Count the lines in the records below that contain the word "computer". Reply with only the number.

++++++

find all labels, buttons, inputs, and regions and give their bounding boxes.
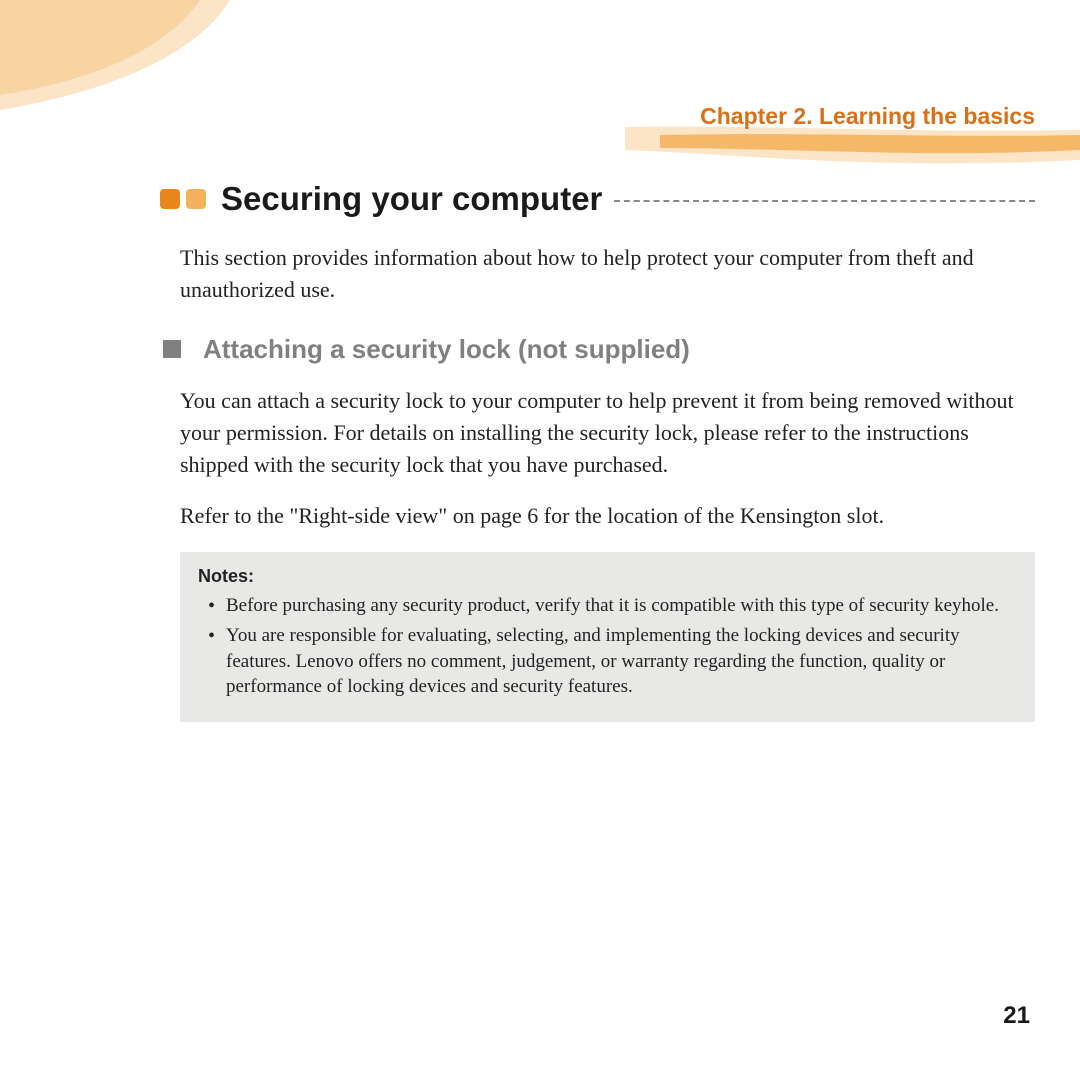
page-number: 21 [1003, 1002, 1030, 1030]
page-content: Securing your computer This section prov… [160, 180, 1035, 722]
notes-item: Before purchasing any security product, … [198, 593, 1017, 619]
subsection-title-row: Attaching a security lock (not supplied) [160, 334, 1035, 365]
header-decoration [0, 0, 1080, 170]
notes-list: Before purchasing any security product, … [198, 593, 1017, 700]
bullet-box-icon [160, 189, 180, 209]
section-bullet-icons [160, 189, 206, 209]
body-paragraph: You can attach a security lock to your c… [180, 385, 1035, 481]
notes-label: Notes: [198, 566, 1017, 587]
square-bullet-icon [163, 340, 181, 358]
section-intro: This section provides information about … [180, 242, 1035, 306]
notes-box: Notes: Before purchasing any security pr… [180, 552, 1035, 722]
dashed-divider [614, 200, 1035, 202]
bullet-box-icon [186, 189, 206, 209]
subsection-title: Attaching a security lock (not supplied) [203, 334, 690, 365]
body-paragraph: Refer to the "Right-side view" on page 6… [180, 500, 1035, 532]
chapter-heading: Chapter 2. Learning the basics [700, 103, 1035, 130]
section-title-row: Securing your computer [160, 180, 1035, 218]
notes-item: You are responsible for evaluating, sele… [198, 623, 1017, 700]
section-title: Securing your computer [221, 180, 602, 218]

++++++

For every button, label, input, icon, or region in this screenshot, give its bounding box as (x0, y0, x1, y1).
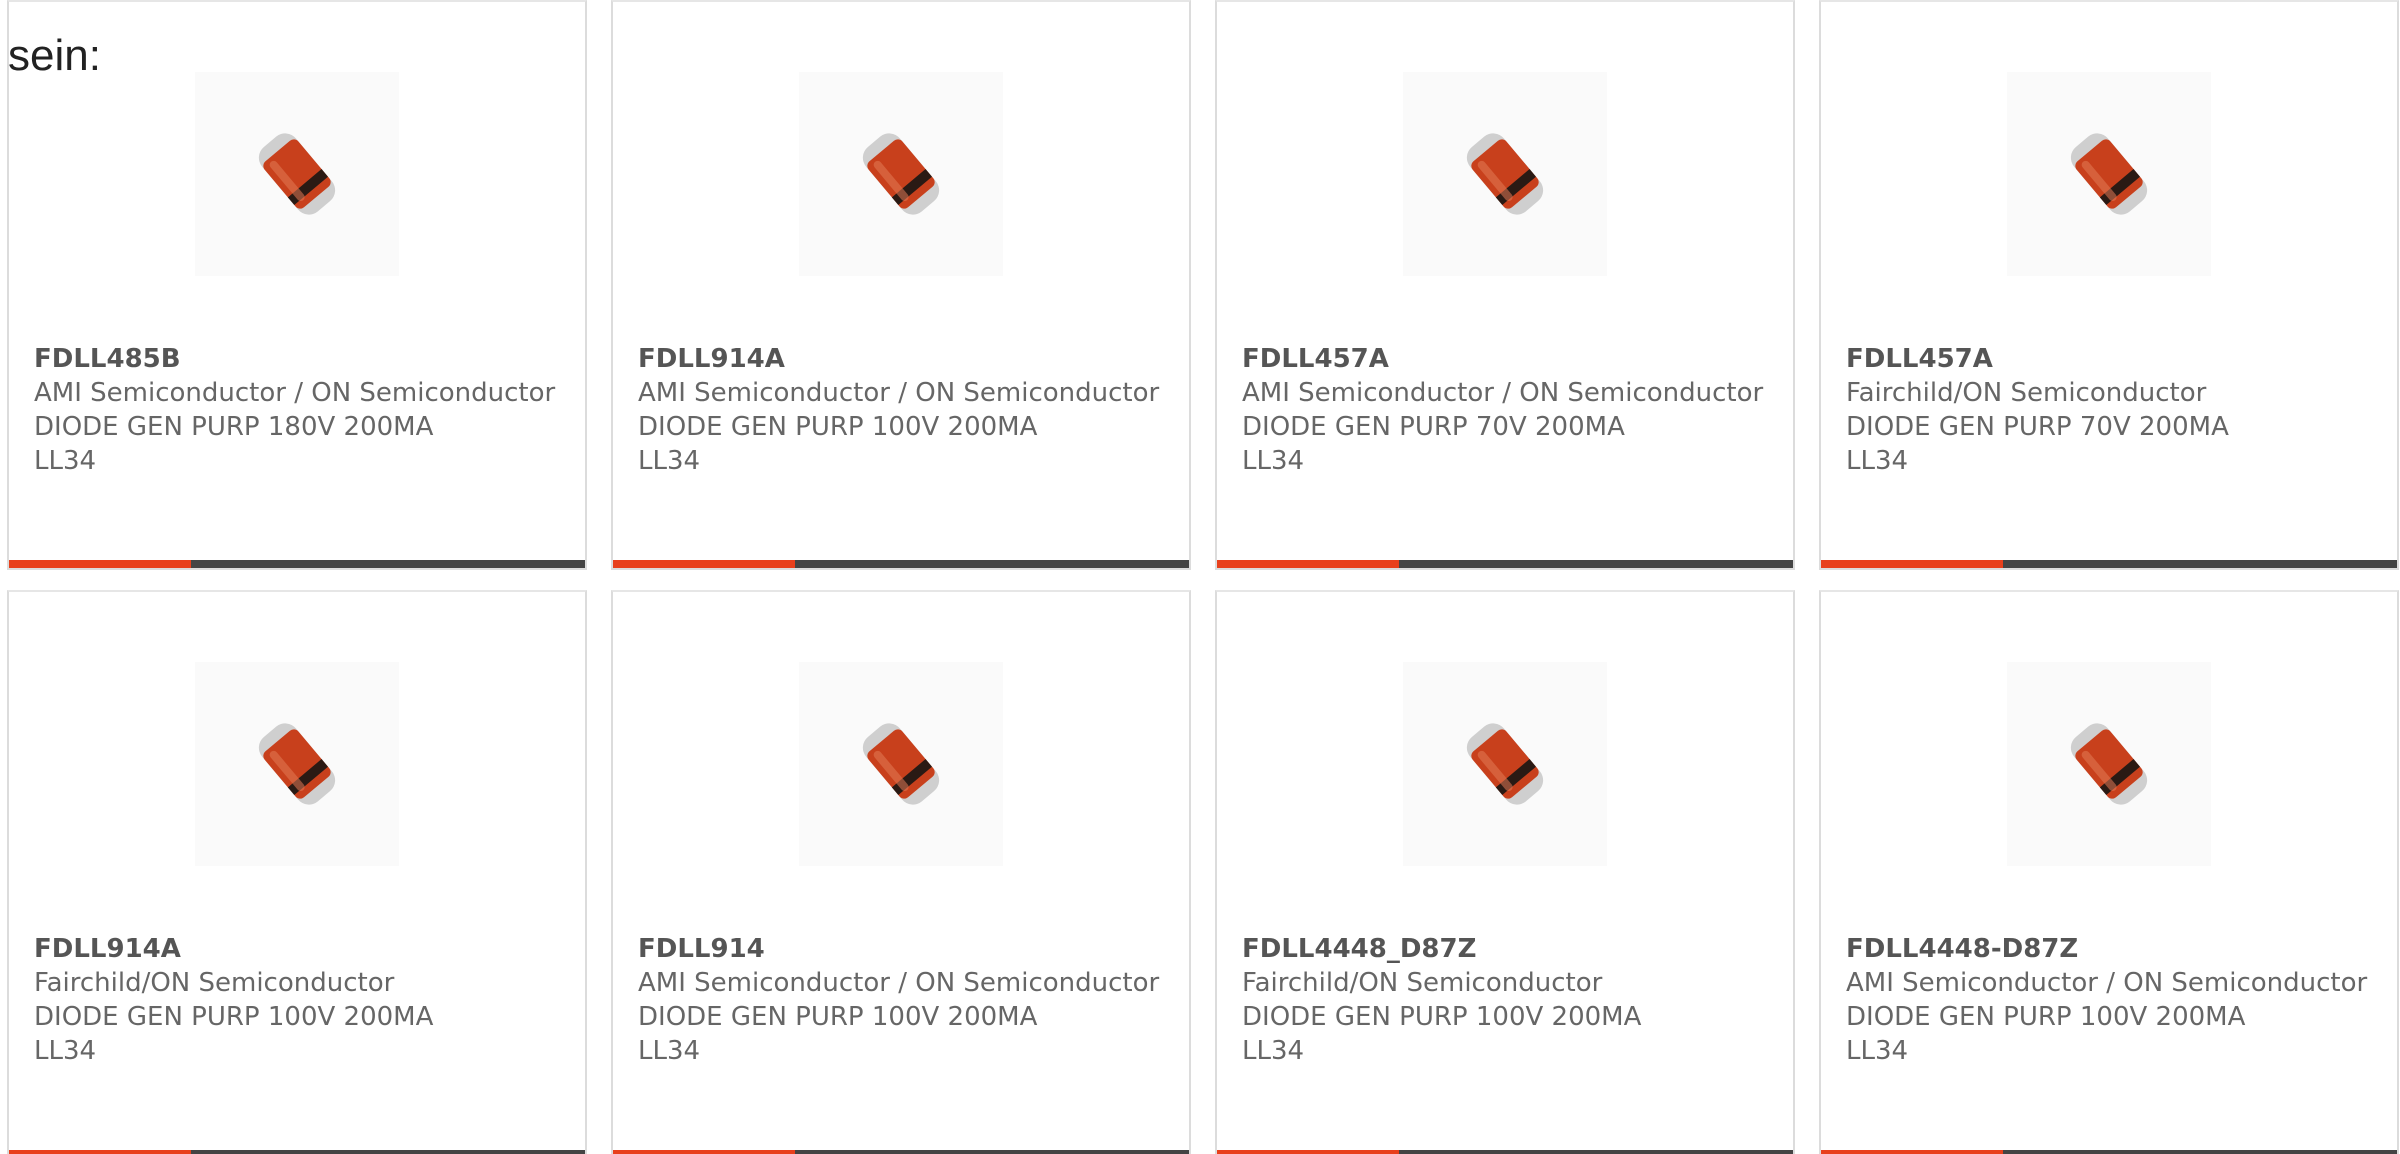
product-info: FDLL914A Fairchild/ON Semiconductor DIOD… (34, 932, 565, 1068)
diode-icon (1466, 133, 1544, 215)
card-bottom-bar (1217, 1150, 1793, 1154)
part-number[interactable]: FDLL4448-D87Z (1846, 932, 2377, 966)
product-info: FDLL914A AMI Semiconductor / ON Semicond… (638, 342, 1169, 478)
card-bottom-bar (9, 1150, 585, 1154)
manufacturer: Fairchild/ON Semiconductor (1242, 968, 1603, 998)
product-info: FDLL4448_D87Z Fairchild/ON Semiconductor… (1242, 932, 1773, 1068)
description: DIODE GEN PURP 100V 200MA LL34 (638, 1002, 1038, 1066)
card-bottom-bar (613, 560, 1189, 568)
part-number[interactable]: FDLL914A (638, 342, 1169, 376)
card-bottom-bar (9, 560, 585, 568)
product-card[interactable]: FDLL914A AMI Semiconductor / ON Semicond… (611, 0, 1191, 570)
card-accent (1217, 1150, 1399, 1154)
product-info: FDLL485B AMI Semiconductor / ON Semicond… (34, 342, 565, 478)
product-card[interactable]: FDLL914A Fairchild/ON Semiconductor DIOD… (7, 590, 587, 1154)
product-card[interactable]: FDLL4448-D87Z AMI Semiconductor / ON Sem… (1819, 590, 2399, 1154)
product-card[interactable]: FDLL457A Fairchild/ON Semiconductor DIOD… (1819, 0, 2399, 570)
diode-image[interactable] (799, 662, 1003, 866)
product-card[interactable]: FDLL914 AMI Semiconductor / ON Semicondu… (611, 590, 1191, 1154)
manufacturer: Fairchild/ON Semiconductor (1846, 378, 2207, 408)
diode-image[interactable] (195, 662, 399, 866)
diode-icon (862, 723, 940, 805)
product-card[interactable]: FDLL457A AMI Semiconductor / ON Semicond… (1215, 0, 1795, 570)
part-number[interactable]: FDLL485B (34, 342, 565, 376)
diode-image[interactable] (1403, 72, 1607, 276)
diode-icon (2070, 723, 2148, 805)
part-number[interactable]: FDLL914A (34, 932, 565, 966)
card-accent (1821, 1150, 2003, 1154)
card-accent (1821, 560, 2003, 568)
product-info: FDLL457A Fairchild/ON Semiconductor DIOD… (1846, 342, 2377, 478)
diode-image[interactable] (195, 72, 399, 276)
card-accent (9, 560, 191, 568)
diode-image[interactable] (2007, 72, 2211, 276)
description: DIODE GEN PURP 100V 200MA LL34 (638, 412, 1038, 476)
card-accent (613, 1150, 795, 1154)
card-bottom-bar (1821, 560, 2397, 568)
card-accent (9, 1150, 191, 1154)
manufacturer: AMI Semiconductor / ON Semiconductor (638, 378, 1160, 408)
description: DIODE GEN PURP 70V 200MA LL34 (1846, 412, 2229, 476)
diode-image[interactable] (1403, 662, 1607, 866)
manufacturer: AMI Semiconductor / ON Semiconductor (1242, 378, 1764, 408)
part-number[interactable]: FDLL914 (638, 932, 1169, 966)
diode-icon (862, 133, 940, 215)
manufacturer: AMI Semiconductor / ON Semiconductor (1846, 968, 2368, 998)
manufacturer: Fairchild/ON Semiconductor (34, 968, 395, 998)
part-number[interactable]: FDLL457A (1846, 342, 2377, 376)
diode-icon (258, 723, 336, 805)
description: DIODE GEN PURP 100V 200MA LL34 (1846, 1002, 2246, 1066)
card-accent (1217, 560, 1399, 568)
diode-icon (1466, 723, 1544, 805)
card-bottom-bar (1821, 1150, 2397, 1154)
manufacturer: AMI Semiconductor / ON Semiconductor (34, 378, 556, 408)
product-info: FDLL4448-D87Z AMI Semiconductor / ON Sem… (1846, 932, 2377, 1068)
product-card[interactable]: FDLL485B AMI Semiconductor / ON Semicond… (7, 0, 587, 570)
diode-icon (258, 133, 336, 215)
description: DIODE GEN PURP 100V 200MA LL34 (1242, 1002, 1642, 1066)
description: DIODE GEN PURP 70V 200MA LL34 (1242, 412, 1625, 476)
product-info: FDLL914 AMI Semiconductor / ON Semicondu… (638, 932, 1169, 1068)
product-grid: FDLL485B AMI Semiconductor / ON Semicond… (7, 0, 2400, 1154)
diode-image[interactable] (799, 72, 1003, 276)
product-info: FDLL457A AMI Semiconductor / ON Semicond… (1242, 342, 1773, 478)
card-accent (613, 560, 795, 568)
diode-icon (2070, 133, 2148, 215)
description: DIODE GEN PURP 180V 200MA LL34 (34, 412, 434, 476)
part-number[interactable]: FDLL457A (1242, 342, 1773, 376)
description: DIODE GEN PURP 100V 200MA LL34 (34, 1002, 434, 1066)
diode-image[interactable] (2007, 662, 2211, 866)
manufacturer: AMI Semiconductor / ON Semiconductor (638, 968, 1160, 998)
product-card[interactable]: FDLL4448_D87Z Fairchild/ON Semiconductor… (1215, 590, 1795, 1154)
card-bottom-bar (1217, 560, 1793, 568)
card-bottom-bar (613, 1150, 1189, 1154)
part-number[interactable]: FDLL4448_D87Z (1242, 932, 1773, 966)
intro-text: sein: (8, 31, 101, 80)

++++++

### Exercise output
3